YOUR GOAL » Please return every line below that contains the string "nacht".

Page transcription dataset items:
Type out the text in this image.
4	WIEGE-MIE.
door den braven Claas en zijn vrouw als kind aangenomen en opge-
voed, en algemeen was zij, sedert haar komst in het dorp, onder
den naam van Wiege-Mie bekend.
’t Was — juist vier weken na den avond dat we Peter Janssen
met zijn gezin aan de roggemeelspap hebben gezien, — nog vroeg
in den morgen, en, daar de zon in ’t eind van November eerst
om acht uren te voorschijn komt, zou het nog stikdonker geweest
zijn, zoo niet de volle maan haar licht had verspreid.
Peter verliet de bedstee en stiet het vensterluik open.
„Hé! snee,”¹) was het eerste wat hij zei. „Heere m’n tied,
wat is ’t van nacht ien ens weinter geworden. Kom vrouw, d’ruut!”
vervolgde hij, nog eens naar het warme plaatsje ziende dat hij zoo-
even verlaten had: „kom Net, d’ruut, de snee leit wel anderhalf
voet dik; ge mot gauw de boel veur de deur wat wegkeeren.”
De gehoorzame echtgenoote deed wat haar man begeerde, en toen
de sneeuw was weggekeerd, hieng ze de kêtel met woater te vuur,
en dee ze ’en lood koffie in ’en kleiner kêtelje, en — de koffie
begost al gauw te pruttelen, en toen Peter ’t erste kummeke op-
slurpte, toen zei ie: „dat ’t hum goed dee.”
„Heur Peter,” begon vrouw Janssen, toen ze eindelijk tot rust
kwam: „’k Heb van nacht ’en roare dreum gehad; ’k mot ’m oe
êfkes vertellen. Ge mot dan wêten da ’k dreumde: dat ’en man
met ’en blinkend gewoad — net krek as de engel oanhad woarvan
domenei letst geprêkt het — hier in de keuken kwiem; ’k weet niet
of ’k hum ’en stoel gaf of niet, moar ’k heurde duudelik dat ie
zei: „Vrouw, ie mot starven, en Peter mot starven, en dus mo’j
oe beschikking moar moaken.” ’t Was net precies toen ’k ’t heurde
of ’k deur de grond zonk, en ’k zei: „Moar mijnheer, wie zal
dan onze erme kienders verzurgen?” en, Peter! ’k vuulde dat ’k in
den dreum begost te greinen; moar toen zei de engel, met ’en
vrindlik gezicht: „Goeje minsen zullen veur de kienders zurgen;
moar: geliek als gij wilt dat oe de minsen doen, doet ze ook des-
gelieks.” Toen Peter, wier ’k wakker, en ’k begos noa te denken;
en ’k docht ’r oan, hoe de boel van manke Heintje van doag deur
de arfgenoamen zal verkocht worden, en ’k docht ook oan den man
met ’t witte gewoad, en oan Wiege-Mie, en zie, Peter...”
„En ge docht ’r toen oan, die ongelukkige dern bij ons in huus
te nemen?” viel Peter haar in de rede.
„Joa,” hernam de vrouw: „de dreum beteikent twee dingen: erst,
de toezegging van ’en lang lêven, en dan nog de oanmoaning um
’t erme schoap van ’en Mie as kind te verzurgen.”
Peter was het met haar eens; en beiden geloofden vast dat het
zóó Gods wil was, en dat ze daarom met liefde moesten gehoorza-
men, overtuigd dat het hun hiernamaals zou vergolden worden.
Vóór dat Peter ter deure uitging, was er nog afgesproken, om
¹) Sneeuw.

SOLUTION »
wat is ’t van nacht ien ens weinter geworden. Kom vrouw, d’ruut!”
kwam: „’k Heb van nacht ’en roare dreum gehad; ’k mot ’m oe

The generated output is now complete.